[Collection entries]
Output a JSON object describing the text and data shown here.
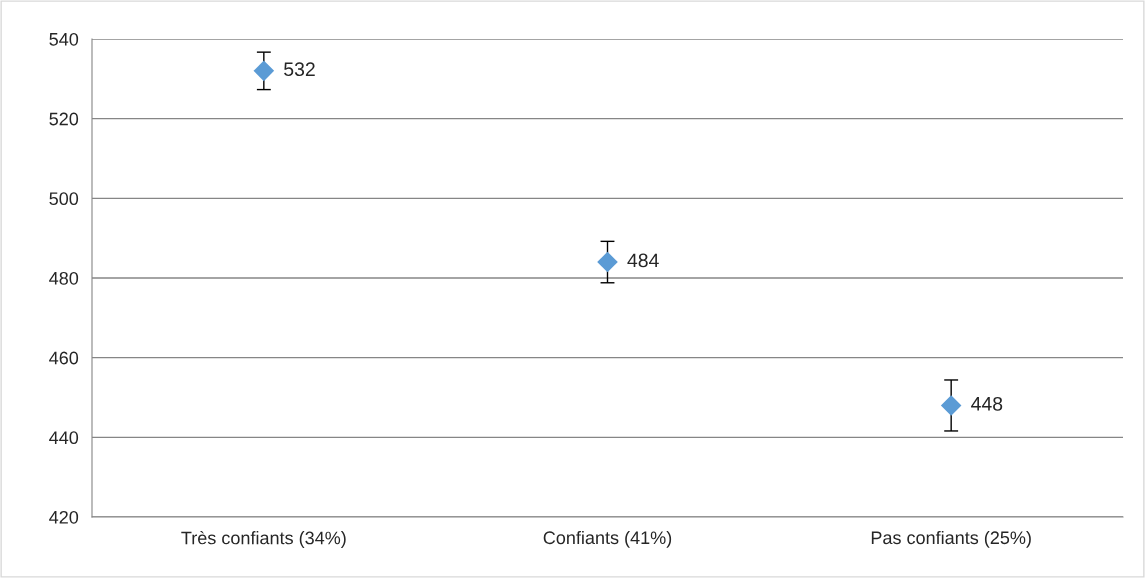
{
  "chart_data": {
    "type": "scatter",
    "categories": [
      "Très confiants (34%)",
      "Confiants (41%)",
      "Pas confiants (25%)"
    ],
    "series": [
      {
        "color": "#5b9bd5",
        "values": [
          532,
          484,
          448
        ],
        "errors": [
          4.7,
          5.2,
          6.4
        ]
      }
    ],
    "marker": "diamond",
    "data_labels": true,
    "ylim": [
      420,
      540
    ],
    "yticks": [
      420,
      440,
      460,
      480,
      500,
      520,
      540
    ],
    "grid": "y"
  }
}
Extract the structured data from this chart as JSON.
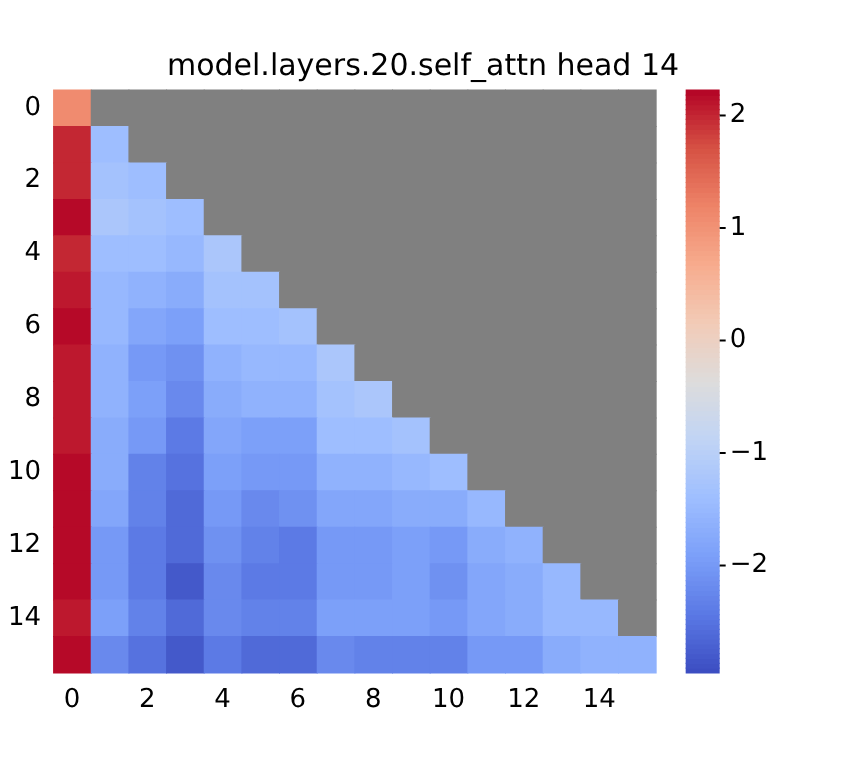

- _Problem to work on_
Reproduce the listing above exactly, excluding all pictures.

- _In response_
Output a JSON object describing the text and data shown here.
{
  "chart_data": {
    "type": "scatter",
    "categories": [
      "Très confiants (34%)",
      "Confiants (41%)",
      "Pas confiants (25%)"
    ],
    "series": [
      {
        "color": "#5b9bd5",
        "values": [
          532,
          484,
          448
        ],
        "errors": [
          4.7,
          5.2,
          6.4
        ]
      }
    ],
    "marker": "diamond",
    "data_labels": true,
    "ylim": [
      420,
      540
    ],
    "yticks": [
      420,
      440,
      460,
      480,
      500,
      520,
      540
    ],
    "grid": "y"
  }
}
Extract the structured data from this chart as JSON.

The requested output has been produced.